• _Task A_:
Copy word for word the section of the passage on energy and cars that opens with the words containing "You say you" and closes with "peak oil problems.".

• _Extract to read_:

I chose some examples (steel costs & turbine availability) among many to illustrate the dangers of growing your way out of a problem. Another example would be the mass production of plug-in hybrid vehicles. No one really knows if this can be done. If the vehicles use lithium ion batteries, can we extract lithium at the required rate? Some people think the answer is no. If the answer is no, then changing over the grid does nothing at all to solve our oil dilemma. If the answer is maybe, or a qualified yes, then 15 years is the absolute minimum time required to change over our vehicle fleet if we act aggressively.

There were 250,851,833 registered vehicles in the United States in 2006. That’s an intimidating number. We’ll have to move forward one plug-in at a time.

What about shrinking your way out of a problem? The former vice president could have suggested that we make a permanent 10% reduction in our electricity consumption in the United States within a decade while adding renewable sources to the grid at a reasonable but aggressive pace, phasing out coal as we go along.

You say you can’t live in the desert without air conditioning? OK, don’t live in the desert.1 The taboo associated with partly shrinking our way out of the fossil fuels problem is so strong that Gore would rather scare the bejesus out of us and advocate a fantasy growth plan rather than tell people to turn out the lights and shut off the air conditioner. Sorry, Al, real sacrifices will have to be made if you want to solve the climate and peak oil problems.

• _Records provided_:
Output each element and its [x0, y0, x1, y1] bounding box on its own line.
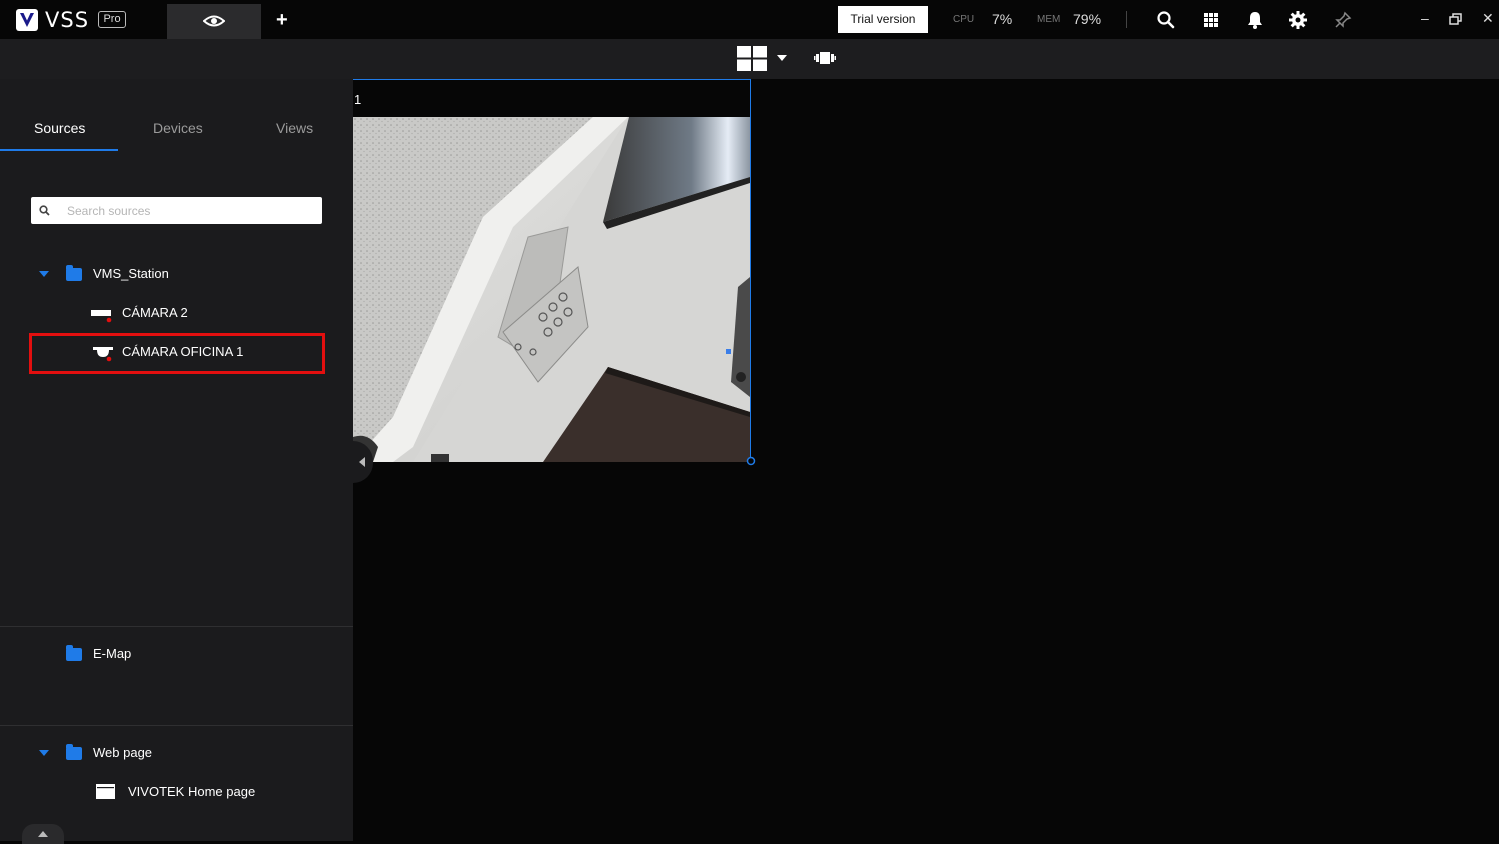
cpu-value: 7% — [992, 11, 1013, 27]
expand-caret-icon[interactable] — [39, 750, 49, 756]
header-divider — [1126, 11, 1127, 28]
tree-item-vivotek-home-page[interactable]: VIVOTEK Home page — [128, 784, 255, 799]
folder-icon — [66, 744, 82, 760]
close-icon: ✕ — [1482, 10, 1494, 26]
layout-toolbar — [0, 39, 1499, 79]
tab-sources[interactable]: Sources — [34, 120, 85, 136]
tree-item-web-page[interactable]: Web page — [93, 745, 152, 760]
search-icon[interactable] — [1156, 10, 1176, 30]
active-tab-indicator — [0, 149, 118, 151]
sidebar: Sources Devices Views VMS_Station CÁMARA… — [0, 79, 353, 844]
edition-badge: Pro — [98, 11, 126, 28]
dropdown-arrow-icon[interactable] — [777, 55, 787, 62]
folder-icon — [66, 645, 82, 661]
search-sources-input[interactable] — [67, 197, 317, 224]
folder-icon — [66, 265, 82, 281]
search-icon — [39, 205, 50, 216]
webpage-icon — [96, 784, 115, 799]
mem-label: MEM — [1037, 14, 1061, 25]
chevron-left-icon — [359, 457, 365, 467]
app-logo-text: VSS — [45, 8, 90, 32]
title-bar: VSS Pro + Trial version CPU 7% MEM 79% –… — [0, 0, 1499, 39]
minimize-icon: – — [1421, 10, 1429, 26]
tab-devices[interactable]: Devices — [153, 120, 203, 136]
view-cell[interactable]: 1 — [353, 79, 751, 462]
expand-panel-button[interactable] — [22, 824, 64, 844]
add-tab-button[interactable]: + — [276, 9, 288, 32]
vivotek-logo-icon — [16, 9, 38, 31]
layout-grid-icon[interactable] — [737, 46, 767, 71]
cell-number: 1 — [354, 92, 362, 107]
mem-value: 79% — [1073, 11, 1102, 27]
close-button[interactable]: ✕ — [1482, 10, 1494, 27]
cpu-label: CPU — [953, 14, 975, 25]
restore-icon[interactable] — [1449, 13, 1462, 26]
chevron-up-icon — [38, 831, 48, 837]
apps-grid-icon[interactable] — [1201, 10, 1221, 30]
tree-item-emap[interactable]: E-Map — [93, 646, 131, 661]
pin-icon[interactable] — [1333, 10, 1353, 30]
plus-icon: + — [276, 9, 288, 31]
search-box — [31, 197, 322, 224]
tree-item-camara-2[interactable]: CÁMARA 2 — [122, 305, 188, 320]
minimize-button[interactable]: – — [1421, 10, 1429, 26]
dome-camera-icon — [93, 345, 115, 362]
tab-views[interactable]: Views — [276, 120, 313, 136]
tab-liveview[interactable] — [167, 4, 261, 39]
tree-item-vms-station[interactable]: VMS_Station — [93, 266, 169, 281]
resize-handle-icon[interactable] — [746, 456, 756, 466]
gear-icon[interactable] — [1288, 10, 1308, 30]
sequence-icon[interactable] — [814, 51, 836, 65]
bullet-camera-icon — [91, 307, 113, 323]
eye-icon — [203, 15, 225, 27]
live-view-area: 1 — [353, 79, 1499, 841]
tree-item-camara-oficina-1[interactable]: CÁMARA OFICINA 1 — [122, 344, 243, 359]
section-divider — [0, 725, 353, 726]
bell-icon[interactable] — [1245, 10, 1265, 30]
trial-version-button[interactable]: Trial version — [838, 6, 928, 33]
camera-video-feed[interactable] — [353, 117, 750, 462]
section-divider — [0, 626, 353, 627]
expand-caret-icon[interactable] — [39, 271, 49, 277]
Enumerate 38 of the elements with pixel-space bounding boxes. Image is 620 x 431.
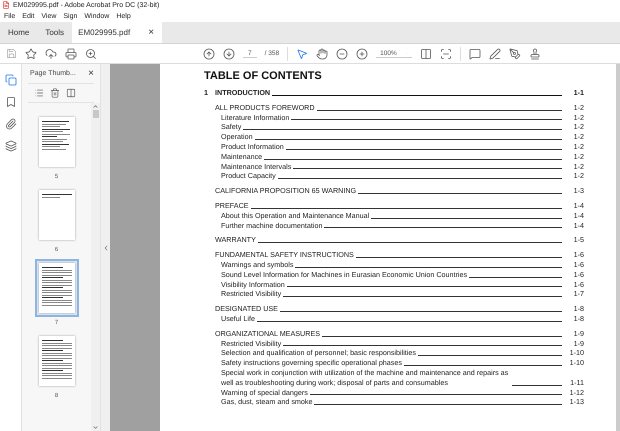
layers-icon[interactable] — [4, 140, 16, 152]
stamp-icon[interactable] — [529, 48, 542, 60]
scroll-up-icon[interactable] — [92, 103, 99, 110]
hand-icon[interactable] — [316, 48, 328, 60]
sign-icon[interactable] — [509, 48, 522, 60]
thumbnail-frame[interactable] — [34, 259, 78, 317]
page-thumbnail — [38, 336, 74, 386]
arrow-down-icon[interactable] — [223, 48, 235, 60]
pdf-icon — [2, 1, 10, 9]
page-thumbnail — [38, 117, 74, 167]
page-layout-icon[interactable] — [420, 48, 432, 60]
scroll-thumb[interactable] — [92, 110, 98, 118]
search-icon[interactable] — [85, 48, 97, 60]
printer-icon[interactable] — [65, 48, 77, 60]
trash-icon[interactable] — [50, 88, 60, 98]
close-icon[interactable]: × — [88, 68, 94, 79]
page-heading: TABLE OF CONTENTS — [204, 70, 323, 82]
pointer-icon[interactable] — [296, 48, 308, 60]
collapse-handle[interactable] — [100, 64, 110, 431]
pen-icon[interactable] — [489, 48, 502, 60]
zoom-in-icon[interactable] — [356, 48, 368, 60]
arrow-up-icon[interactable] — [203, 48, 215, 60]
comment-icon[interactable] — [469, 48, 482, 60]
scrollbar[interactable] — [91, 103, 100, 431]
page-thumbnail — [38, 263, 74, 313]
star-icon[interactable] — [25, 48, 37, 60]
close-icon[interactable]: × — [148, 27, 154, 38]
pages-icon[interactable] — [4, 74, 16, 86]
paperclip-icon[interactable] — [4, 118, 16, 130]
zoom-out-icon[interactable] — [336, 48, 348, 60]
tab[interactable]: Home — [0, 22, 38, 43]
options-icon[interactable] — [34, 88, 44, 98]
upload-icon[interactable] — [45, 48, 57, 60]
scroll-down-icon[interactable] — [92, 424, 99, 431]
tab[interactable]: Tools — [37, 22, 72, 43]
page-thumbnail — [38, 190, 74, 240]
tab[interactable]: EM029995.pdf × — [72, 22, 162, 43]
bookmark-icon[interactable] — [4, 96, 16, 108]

• _Task B_:
In the entries, turn the lines from the one containing "layers-icon[interactable] — [4, 140, 16, 152]" through the one containing "pointer-icon[interactable] — [296, 48, 308, 60]" into a numbered list, with both ends included and blank lines dropped.

• _Expected output A_:
You say you can’t live in the desert without air conditioning? OK, don’t live in the desert.1 The taboo associated with partly shrinking our way out of the fossil fuels problem is so strong that Gore would rather scare the bejesus out of us and advocate a fantasy growth plan rather than tell people to turn out the lights and shut off the air conditioner. Sorry, Al, real sacrifices will have to be made if you want to solve the climate and peak oil problems.

• _Expected output B_:
1. layers-icon[interactable] — [4, 140, 16, 152]
2. stamp-icon[interactable] — [529, 48, 542, 60]
3. scroll-up-icon[interactable] — [92, 103, 99, 110]
4. hand-icon[interactable] — [316, 48, 328, 60]
5. sign-icon[interactable] — [509, 48, 522, 60]
6. thumbnail-frame[interactable] — [34, 259, 78, 317]
7. page-thumbnail — [38, 336, 74, 386]
8. arrow-down-icon[interactable] — [223, 48, 235, 60]
9. pdf-icon — [2, 1, 10, 9]
10. page-thumbnail — [38, 117, 74, 167]
11. page-layout-icon[interactable] — [420, 48, 432, 60]
12. scroll-thumb[interactable] — [92, 110, 98, 118]
13. search-icon[interactable] — [85, 48, 97, 60]
14. printer-icon[interactable] — [65, 48, 77, 60]
15. trash-icon[interactable] — [50, 88, 60, 98]
16. close-icon[interactable]: × — [88, 68, 94, 79]
17. page-heading: TABLE OF CONTENTS — [204, 70, 323, 82]
18. pointer-icon[interactable] — [296, 48, 308, 60]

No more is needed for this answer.